== Stated problem ==
Determine which lines of the records include the word "this", and copy them.

Extracted records:
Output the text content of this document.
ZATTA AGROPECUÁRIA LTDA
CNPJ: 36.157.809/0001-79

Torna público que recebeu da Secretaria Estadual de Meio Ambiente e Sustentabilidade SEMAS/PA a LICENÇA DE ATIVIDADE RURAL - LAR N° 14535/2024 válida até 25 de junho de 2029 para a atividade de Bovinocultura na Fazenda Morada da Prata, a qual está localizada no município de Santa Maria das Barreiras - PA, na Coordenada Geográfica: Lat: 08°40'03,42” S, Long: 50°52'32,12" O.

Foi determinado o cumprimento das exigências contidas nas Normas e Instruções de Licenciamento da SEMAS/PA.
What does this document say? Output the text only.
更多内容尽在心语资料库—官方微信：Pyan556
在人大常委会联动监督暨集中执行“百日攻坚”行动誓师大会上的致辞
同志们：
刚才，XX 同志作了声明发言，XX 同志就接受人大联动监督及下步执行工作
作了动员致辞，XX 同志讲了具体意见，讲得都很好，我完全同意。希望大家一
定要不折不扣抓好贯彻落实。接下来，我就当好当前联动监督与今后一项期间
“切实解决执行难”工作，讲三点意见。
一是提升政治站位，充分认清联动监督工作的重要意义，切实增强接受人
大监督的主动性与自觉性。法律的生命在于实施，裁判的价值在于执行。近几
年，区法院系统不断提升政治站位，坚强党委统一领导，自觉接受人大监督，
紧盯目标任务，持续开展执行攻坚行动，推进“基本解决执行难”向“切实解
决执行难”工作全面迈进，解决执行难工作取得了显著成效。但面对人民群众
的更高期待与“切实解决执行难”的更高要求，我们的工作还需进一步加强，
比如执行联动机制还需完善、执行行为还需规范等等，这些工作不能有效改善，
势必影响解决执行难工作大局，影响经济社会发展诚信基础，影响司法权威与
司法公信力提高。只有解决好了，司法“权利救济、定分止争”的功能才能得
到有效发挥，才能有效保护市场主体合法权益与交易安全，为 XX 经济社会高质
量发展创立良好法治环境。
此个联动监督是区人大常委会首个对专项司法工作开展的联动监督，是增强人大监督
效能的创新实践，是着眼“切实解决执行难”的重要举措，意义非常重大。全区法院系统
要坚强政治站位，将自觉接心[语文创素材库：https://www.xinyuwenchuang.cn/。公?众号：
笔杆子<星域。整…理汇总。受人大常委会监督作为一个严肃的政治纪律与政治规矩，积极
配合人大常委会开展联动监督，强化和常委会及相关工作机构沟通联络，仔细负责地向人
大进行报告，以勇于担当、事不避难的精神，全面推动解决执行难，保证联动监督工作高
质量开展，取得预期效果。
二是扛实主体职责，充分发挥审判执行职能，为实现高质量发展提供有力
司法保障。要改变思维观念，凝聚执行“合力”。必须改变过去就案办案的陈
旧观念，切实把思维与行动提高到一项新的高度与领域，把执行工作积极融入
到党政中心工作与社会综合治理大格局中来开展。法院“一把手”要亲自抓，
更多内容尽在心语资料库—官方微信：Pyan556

== Solved problem ==
Output the text content of this document.
What does this document say? Output the text only.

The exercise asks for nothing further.